▶ **WORK INSTRUCTIONS**
Look for "证书要求" in each line of the entries, and return the matching lines.

(Entries from a dataset)
|---|

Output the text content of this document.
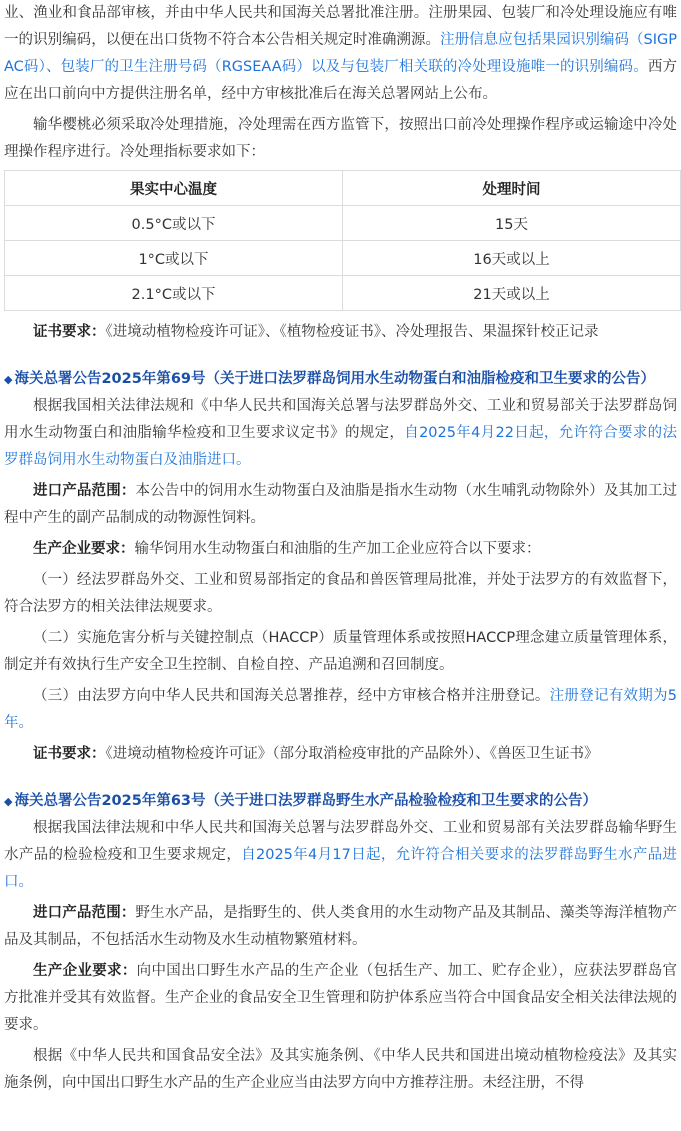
业、渔业和食品部审核，并由中华人民共和国海关总署批准注册。注册果园、包装厂和冷处理设施应有唯一的识别编码，以便在出口货物不符合本公告相关规定时准确溯源。注册信息应包括果园识别编码（SIGPAC码）、包装厂的卫生注册号码（RGSEAA码）以及与包装厂相关联的冷处理设施唯一的识别编码。西方应在出口前向中方提供注册名单，经中方审核批准后在海关总署网站上公布。

输华樱桃必须采取冷处理措施，冷处理需在西方监管下，按照出口前冷处理操作程序或运输途中冷处理操作程序进行。冷处理指标要求如下：

果实中心温度	处理时间
0.5°C或以下	15天
1°C或以下	16天或以上
2.1°C或以下	21天或以上

证书要求：《进境动植物检疫许可证》、《植物检疫证书》、冷处理报告、果温探针校正记录

◆ 海关总署公告2025年第69号（关于进口法罗群岛饲用水生动物蛋白和油脂检疫和卫生要求的公告）

根据我国相关法律法规和《中华人民共和国海关总署与法罗群岛外交、工业和贸易部关于法罗群岛饲用水生动物蛋白和油脂输华检疫和卫生要求议定书》的规定，自2025年4月22日起，允许符合要求的法罗群岛饲用水生动物蛋白及油脂进口。

进口产品范围：本公告中的饲用水生动物蛋白及油脂是指水生动物（水生哺乳动物除外）及其加工过程中产生的副产品制成的动物源性饲料。

生产企业要求：输华饲用水生动物蛋白和油脂的生产加工企业应符合以下要求：

（一）经法罗群岛外交、工业和贸易部指定的食品和兽医管理局批准，并处于法罗方的有效监督下，符合法罗方的相关法律法规要求。

（二）实施危害分析与关键控制点（HACCP）质量管理体系或按照HACCP理念建立质量管理体系，制定并有效执行生产安全卫生控制、自检自控、产品追溯和召回制度。

（三）由法罗方向中华人民共和国海关总署推荐，经中方审核合格并注册登记。注册登记有效期为5年。

证书要求：《进境动植物检疫许可证》（部分取消检疫审批的产品除外）、《兽医卫生证书》

◆ 海关总署公告2025年第63号（关于进口法罗群岛野生水产品检验检疫和卫生要求的公告）

根据我国法律法规和中华人民共和国海关总署与法罗群岛外交、工业和贸易部有关法罗群岛输华野生水产品的检验检疫和卫生要求规定，自2025年4月17日起，允许符合相关要求的法罗群岛野生水产品进口。

进口产品范围：野生水产品，是指野生的、供人类食用的水生动物产品及其制品、藻类等海洋植物产品及其制品，不包括活水生动物及水生动植物繁殖材料。

生产企业要求：向中国出口野生水产品的生产企业（包括生产、加工、贮存企业），应获法罗群岛官方批准并受其有效监督。生产企业的食品安全卫生管理和防护体系应当符合中国食品安全相关法律法规的要求。

根据《中华人民共和国食品安全法》及其实施条例、《中华人民共和国进出境动植物检疫法》及其实施条例，向中国出口野生水产品的生产企业应当由法罗方向中方推荐注册。未经注册，不得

|---|

▶ **FINISHED TASK**
证书要求：《进境动植物检疫许可证》、《植物检疫证书》、冷处理报告、果温探针校正记录
证书要求：《进境动植物检疫许可证》（部分取消检疫审批的产品除外）、《兽医卫生证书》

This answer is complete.